- _Exercise_: Write out the records that appear below, verbatim and complete, but without pictures.

[Data entries for graphics]
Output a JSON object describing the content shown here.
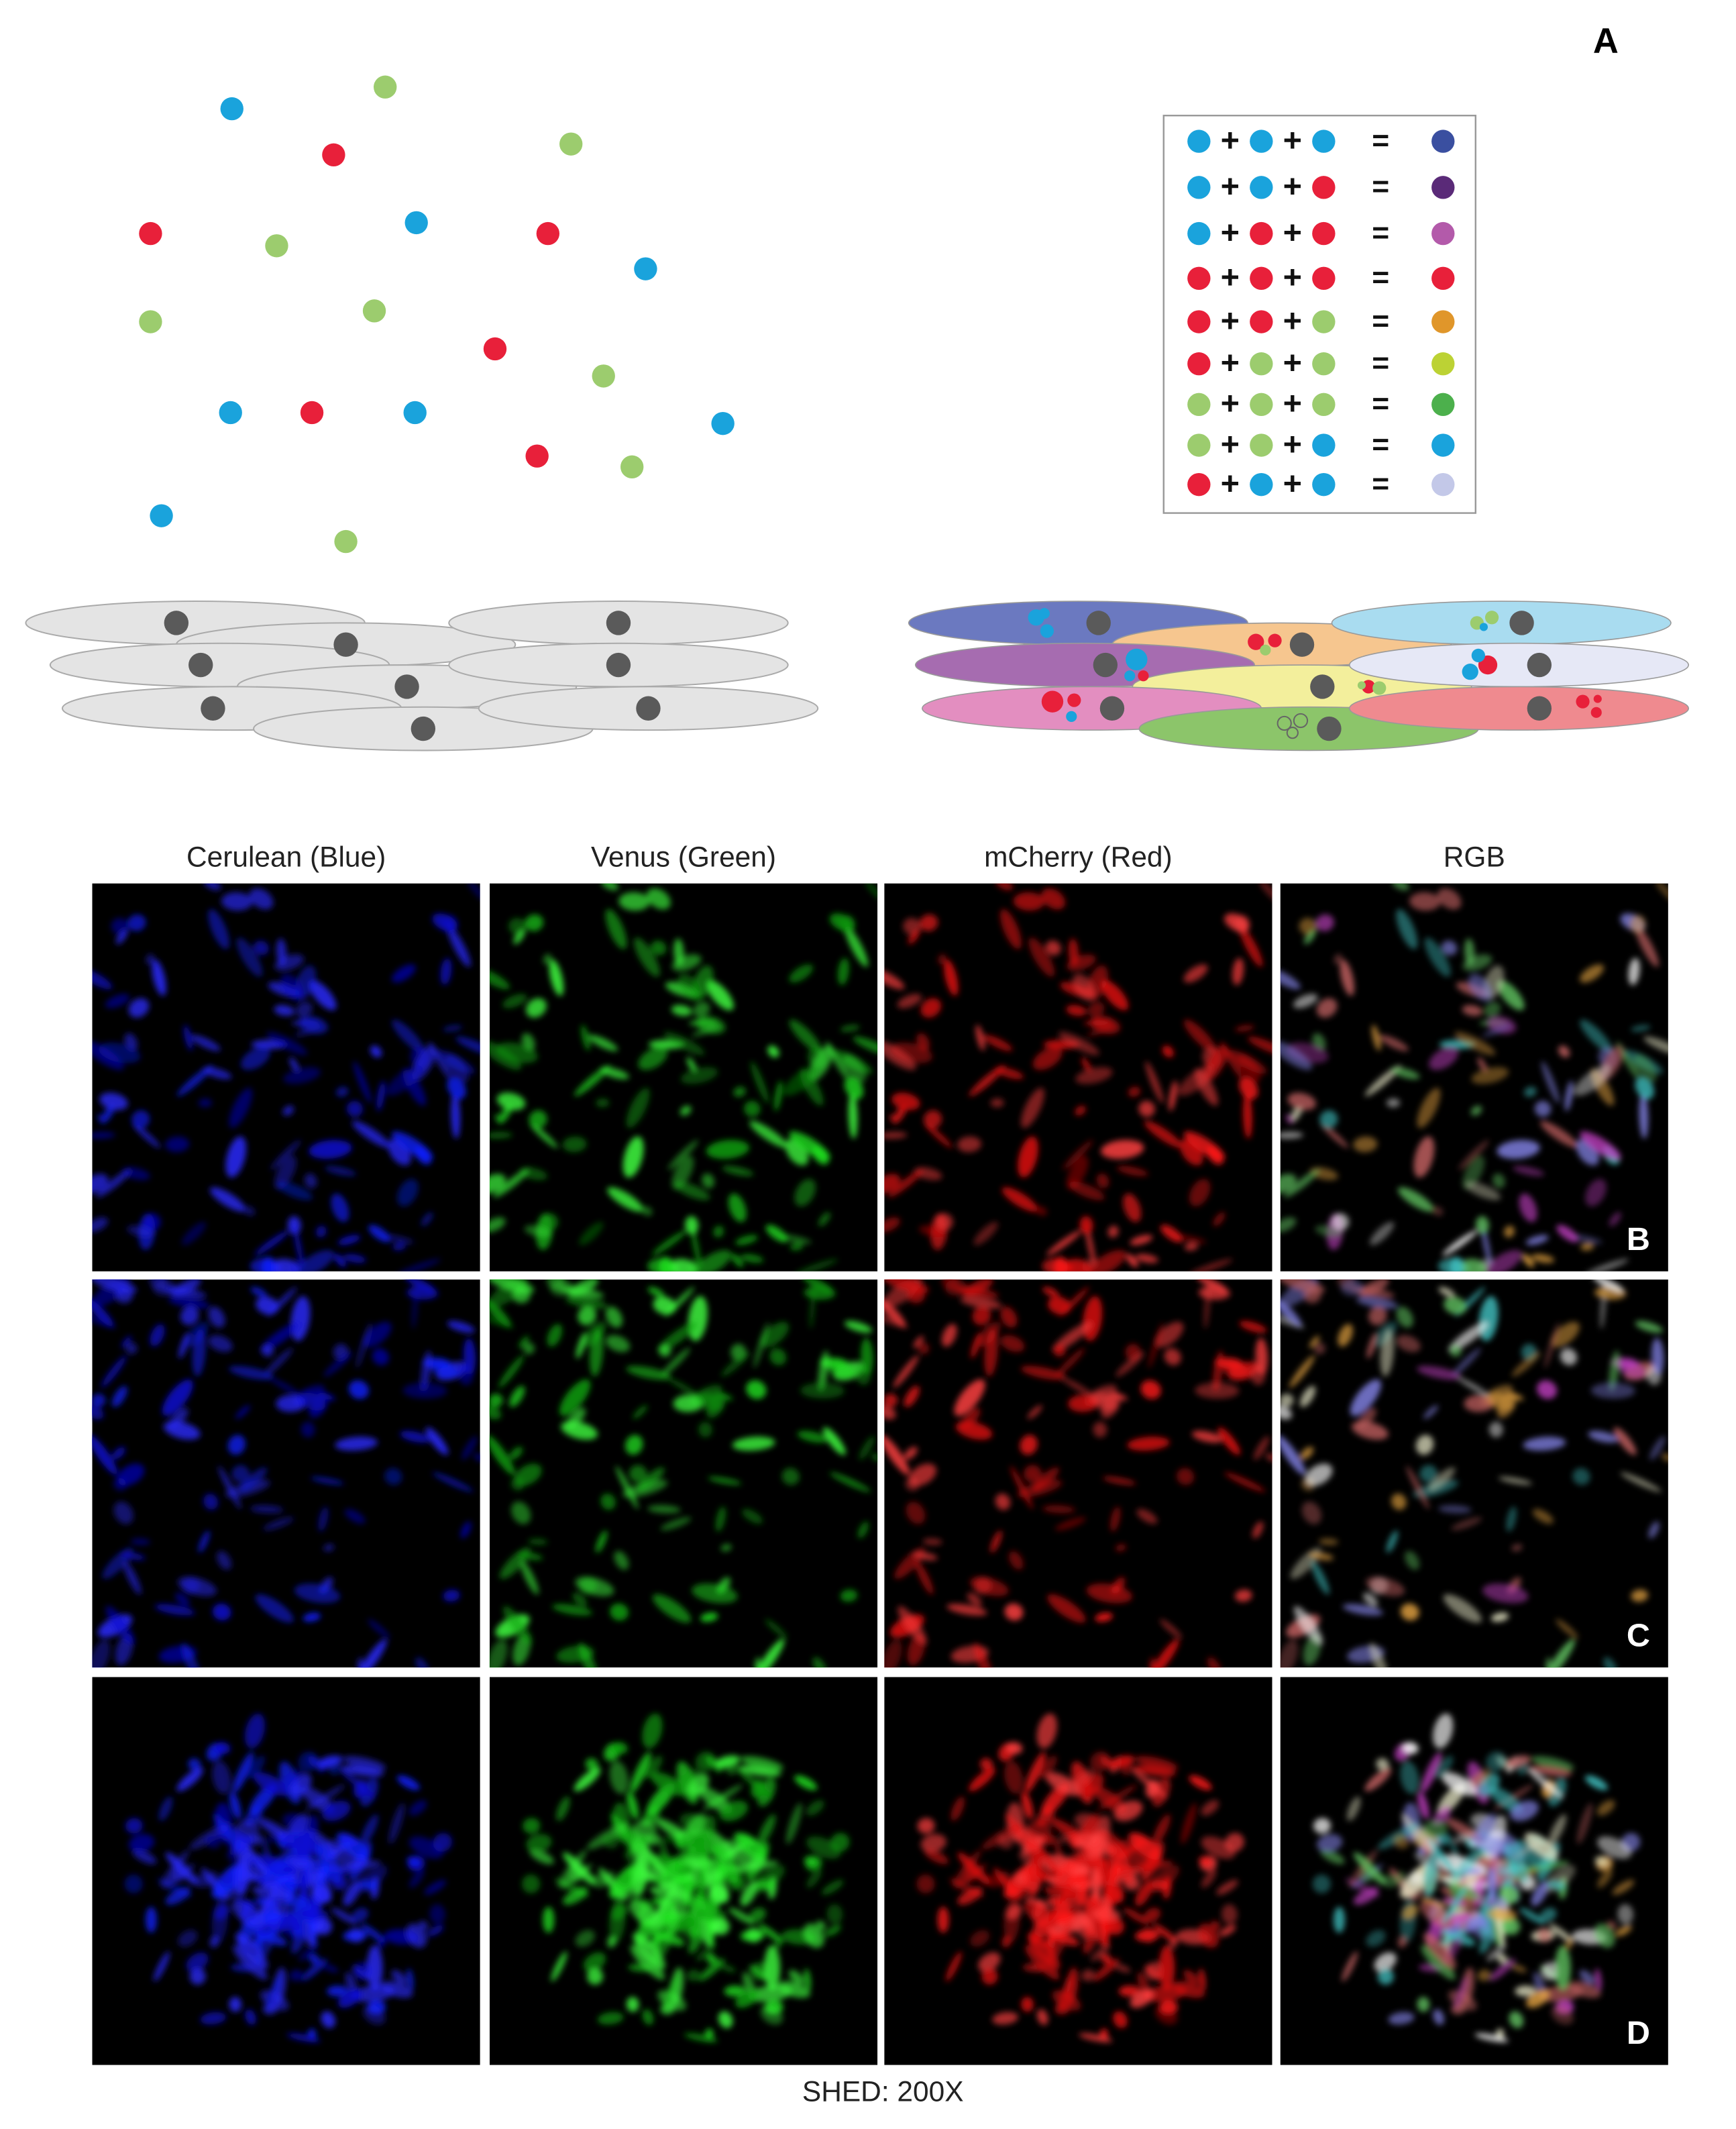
{
  "panel_label": "A",
  "legend": {
    "plus": "+",
    "equals": "="
  },
  "columns": [
    "Cerulean (Blue)",
    "Venus (Green)",
    "mCherry (Red)",
    "RGB"
  ],
  "rows": [
    "B",
    "C",
    "D"
  ],
  "caption": "SHED: 200X"
}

- _Task output_:
Output a JSON object describing the content shown here.
{
  "panel_label": "A",
  "legend": {
    "plus": "+",
    "equals": "="
  },
  "columns": [
    "Cerulean (Blue)",
    "Venus (Green)",
    "mCherry (Red)",
    "RGB"
  ],
  "rows": [
    "B",
    "C",
    "D"
  ],
  "caption": "SHED: 200X"
}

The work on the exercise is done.